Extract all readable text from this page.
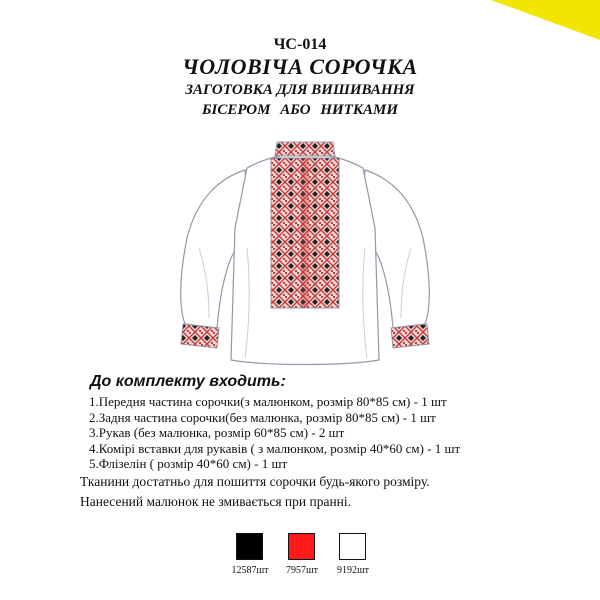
ЧС-014
ЧОЛОВІЧА СОРОЧКА
ЗАГОТОВКА ДЛЯ ВИШИВАННЯ
БІСЕРОМ АБО НИТКАМИ
До комплекту входить:
1.Передня частина сорочки(з малюнком, розмір 80*85 см) - 1 шт
2.Задня частина сорочки(без малюнка, розмір 80*85 см) - 1 шт
3.Рукав (без малюнка, розмір 60*85 см) - 2 шт
4.Комірі вставки для рукавів ( з малюнком, розмір 40*60 см) - 1 шт
5.Флізелін ( розмір 40*60 см) - 1 шт
Тканини достатньо для пошиття сорочки будь-якого розміру.
Нанесений малюнок не змивається при пранні.
12587шт	7957шт	9192шт
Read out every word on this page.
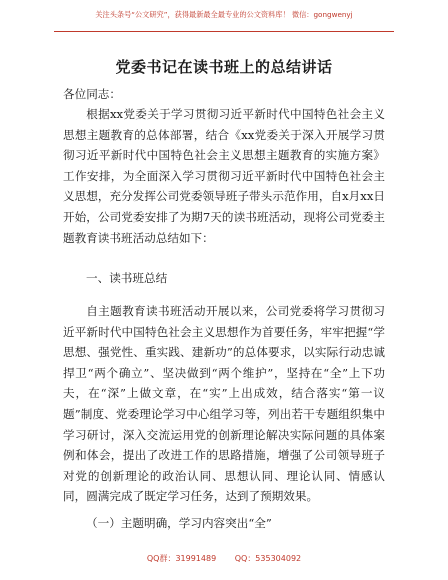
关注头条号“公文研究”，获得最新最全最专业的公文资料库！ 微信：gongwenyj
党委书记在读书班上的总结讲话
各位同志：

根据xx党委关于学习贯彻习近平新时代中国特色社会主义思想主题教育的总体部署，结合《xx党委关于深入开展学习贯彻习近平新时代中国特色社会主义思想主题教育的实施方案》工作安排，为全面深入学习贯彻习近平新时代中国特色社会主义思想，充分发挥公司党委领导班子带头示范作用，自x月xx日开始，公司党委安排了为期7天的读书班活动，现将公司党委主题教育读书班活动总结如下：

一、读书班总结

自主题教育读书班活动开展以来，公司党委将学习贯彻习近平新时代中国特色社会主义思想作为首要任务，牢牢把握“学思想、强党性、重实践、建新功”的总体要求，以实际行动忠诚捍卫“两个确立”、坚决做到“两个维护”，坚持在“全”上下功夫，在“深”上做文章，在“实”上出成效，结合落实“第一议题”制度、党委理论学习中心组学习等，列出若干专题组织集中学习研讨，深入交流运用党的创新理论解决实际问题的具体案例和体会，提出了改进工作的思路措施，增强了公司领导班子对党的创新理论的政治认同、思想认同、理论认同、情感认同，圆满完成了既定学习任务，达到了预期效果。

（一）主题明确，学习内容突出“全”
QQ群：31991489 QQ：535304092
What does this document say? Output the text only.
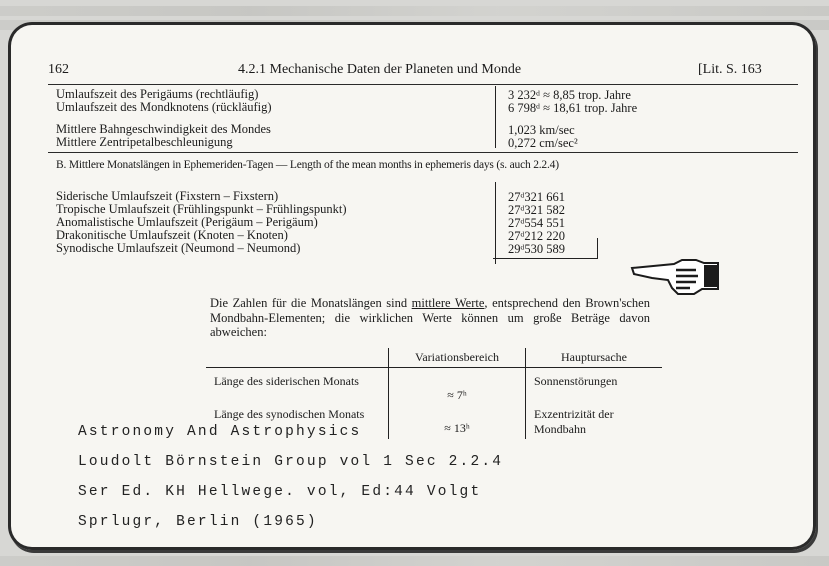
162	4.2.1 Mechanische Daten der Planeten und Monde	[Lit. S. 163
Umlaufszeit des Perigäums (rechtläufig)	3 232ᵈ ≈ 8,85 trop. Jahre
Umlaufszeit des Mondknotens (rückläufig)	6 798ᵈ ≈ 18,61 trop. Jahre
Mittlere Bahngeschwindigkeit des Mondes	1,023 km/sec
Mittlere Zentripetalbeschleunigung	0,272 cm/sec²
B. Mittlere Monatslängen in Ephemeriden-Tagen — Length of the mean months in ephemeris days (s. auch 2.2.4)
Siderische Umlaufszeit (Fixstern – Fixstern)	27ᵈ321 661
Tropische Umlaufszeit (Frühlingspunkt – Frühlingspunkt)	27ᵈ321 582
Anomalistische Umlaufszeit (Perigäum – Perigäum)	27ᵈ554 551
Drakonitische Umlaufszeit (Knoten – Knoten)	27ᵈ212 220
Synodische Umlaufszeit (Neumond – Neumond)	29ᵈ530 589
Die Zahlen für die Monatslängen sind mittlere Werte, entsprechend den Brown'schen Mondbahn-Elementen; die wirklichen Werte können um große Beträge davon abweichen:
	Variationsbereich	Hauptursache
Länge des siderischen Monats	≈ 7ʰ	Sonnenstörungen
Länge des synodischen Monats	≈ 13ʰ	Exzentrizität der Mondbahn
Astronomy And Astrophysics
Loudolt Börnstein Group vol 1 Sec 2.2.4
Ser Ed. KH Hellwege. vol, Ed:44 Volgt
Sprlugr, Berlin (1965)
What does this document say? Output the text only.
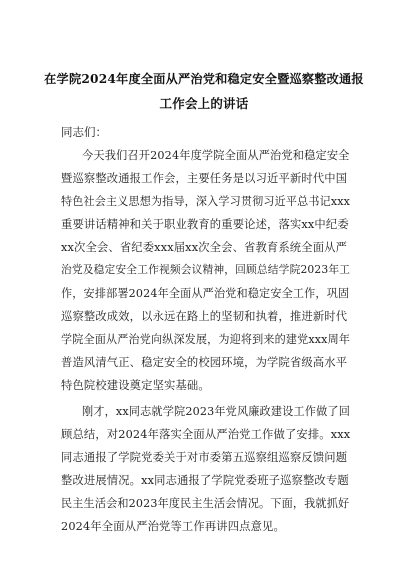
在学院2024年度全面从严治党和稳定安全暨巡察整改通报
工作会上的讲话
同志们：
今天我们召开2024年度学院全面从严治党和稳定安全
暨巡察整改通报工作会，主要任务是以习近平新时代中国
特色社会主义思想为指导，深入学习贯彻习近平总书记xxx
重要讲话精神和关于职业教育的重要论述，落实xx中纪委
xx次全会、省纪委xxx届xx次全会、省教育系统全面从严
治党及稳定安全工作视频会议精神，回顾总结学院2023年工
作，安排部署2024年全面从严治党和稳定安全工作，巩固
巡察整改成效，以永远在路上的坚韧和执着，推进新时代
学院全面从严治党向纵深发展，为迎将到来的建党xxx周年
普造风清气正、稳定安全的校园环境，为学院省级高水平
特色院校建设奠定坚实基础。
刚才，xx同志就学院2023年党风廉政建设工作做了回
顾总结，对2024年落实全面从严治党工作做了安排。xxx
同志通报了学院党委关于对市委第五巡察组巡察反馈问题
整改进展情况。xx同志通报了学院党委班子巡察整改专题
民主生活会和2023年度民主生活会情况。下面，我就抓好
2024年全面从严治党等工作再讲四点意见。
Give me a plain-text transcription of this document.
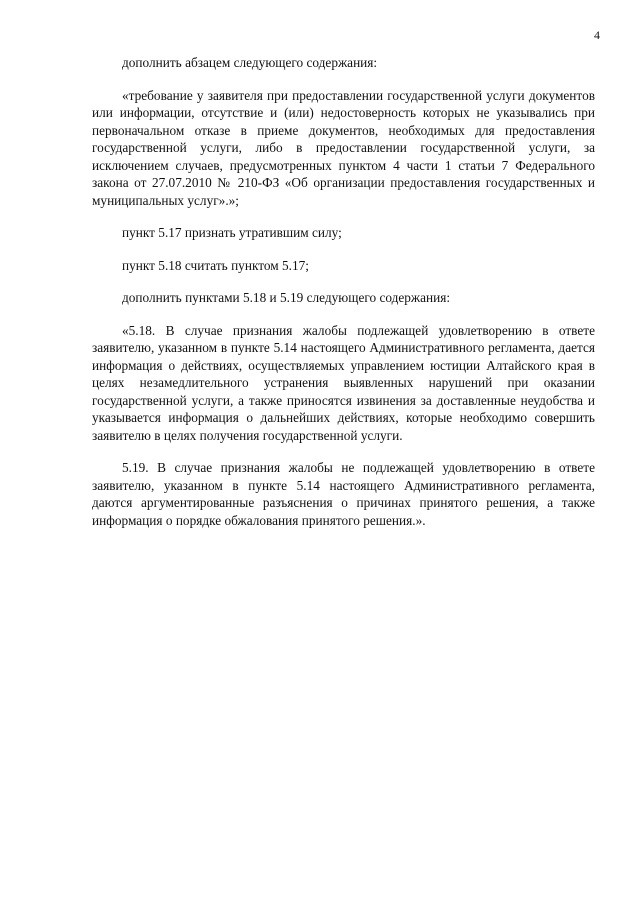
4

дополнить абзацем следующего содержания:

«требование у заявителя при предоставлении государственной услуги документов или информации, отсутствие и (или) недостоверность которых не указывались при первоначальном отказе в приеме документов, необходимых для предоставления государственной услуги, либо в предоставлении государственной услуги, за исключением случаев, предусмотренных пунктом 4 части 1 статьи 7 Федерального закона от 27.07.2010 № 210-ФЗ «Об организации предоставления государственных и муниципальных услуг».»;

пункт 5.17 признать утратившим силу;

пункт 5.18 считать пунктом 5.17;

дополнить пунктами 5.18 и 5.19 следующего содержания:

«5.18. В случае признания жалобы подлежащей удовлетворению в ответе заявителю, указанном в пункте 5.14 настоящего Административного регламента, дается информация о действиях, осуществляемых управлением юстиции Алтайского края в целях незамедлительного устранения выявленных нарушений при оказании государственной услуги, а также приносятся извинения за доставленные неудобства и указывается информация о дальнейших действиях, которые необходимо совершить заявителю в целях получения государственной услуги.

5.19. В случае признания жалобы не подлежащей удовлетворению в ответе заявителю, указанном в пункте 5.14 настоящего Административного регламента, даются аргументированные разъяснения о причинах принятого решения, а также информация о порядке обжалования принятого решения.».
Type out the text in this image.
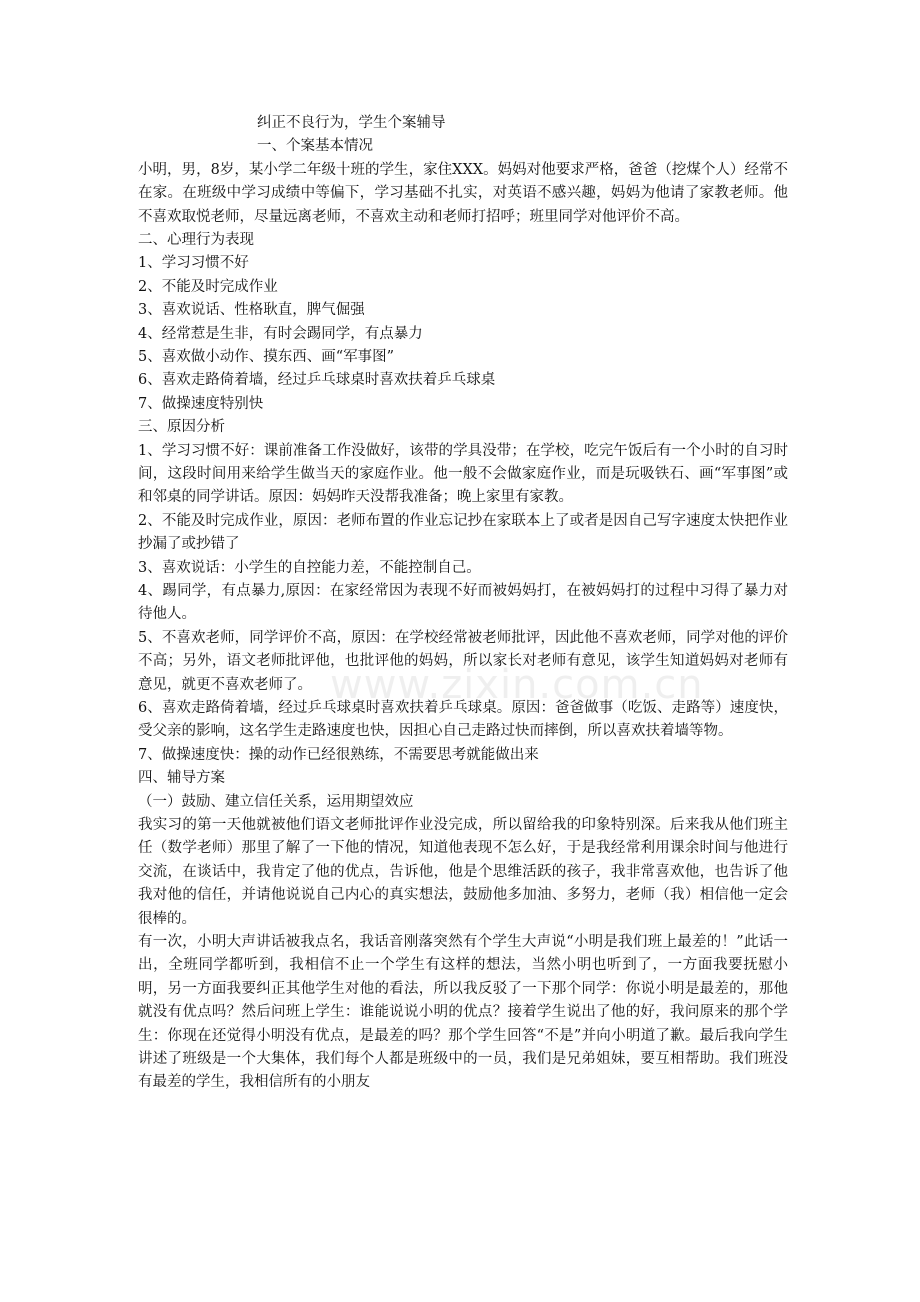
纠正不良行为，学生个案辅导
一、个案基本情况
小明，男，8岁，某小学二年级十班的学生，家住XXX。妈妈对他要求严格，爸爸（挖煤个人）经常不在家。在班级中学习成绩中等偏下，学习基础不扎实，对英语不感兴趣，妈妈为他请了家教老师。他不喜欢取悦老师，尽量远离老师，不喜欢主动和老师打招呼；班里同学对他评价不高。
二、心理行为表现
1、学习习惯不好
2、不能及时完成作业
3、喜欢说话、性格耿直，脾气倔强
4、经常惹是生非，有时会踢同学，有点暴力
5、喜欢做小动作、摸东西、画“军事图”
6、喜欢走路倚着墙，经过乒乓球桌时喜欢扶着乒乓球桌
7、做操速度特别快
三、原因分析
1、学习习惯不好：课前准备工作没做好，该带的学具没带；在学校，吃完午饭后有一个小时的自习时间，这段时间用来给学生做当天的家庭作业。他一般不会做家庭作业，而是玩吸铁石、画“军事图”或和邻桌的同学讲话。原因：妈妈昨天没帮我准备；晚上家里有家教。
2、不能及时完成作业，原因：老师布置的作业忘记抄在家联本上了或者是因自己写字速度太快把作业抄漏了或抄错了
3、喜欢说话：小学生的自控能力差，不能控制自己。
4、踢同学，有点暴力,原因：在家经常因为表现不好而被妈妈打，在被妈妈打的过程中习得了暴力对待他人。
5、不喜欢老师，同学评价不高，原因：在学校经常被老师批评，因此他不喜欢老师，同学对他的评价不高；另外，语文老师批评他，也批评他的妈妈，所以家长对老师有意见，该学生知道妈妈对老师有意见，就更不喜欢老师了。
6、喜欢走路倚着墙，经过乒乓球桌时喜欢扶着乒乓球桌。原因：爸爸做事（吃饭、走路等）速度快，受父亲的影响，这名学生走路速度也快，因担心自己走路过快而摔倒，所以喜欢扶着墙等物。
7、做操速度快：操的动作已经很熟练，不需要思考就能做出来
四、辅导方案
（一）鼓励、建立信任关系，运用期望效应
我实习的第一天他就被他们语文老师批评作业没完成，所以留给我的印象特别深。后来我从他们班主任（数学老师）那里了解了一下他的情况，知道他表现不怎么好，于是我经常利用课余时间与他进行交流，在谈话中，我肯定了他的优点，告诉他，他是个思维活跃的孩子，我非常喜欢他，也告诉了他我对他的信任，并请他说说自己内心的真实想法，鼓励他多加油、多努力，老师（我）相信他一定会很棒的。
有一次，小明大声讲话被我点名，我话音刚落突然有个学生大声说“小明是我们班上最差的！”此话一出，全班同学都听到，我相信不止一个学生有这样的想法，当然小明也听到了，一方面我要抚慰小明，另一方面我要纠正其他学生对他的看法，所以我反驳了一下那个同学：你说小明是最差的，那他就没有优点吗？然后问班上学生：谁能说说小明的优点？接着学生说出了他的好，我问原来的那个学生：你现在还觉得小明没有优点，是最差的吗？那个学生回答“不是”并向小明道了歉。最后我向学生讲述了班级是一个大集体，我们每个人都是班级中的一员，我们是兄弟姐妹，要互相帮助。我们班没有最差的学生，我相信所有的小朋友
www.zixin.com.cn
──────────────────────────────
Given task:
Check every line of the records above for the string "不能及时完成作业" and say how many contain it, giving the number alone.

Result for this exercise:
2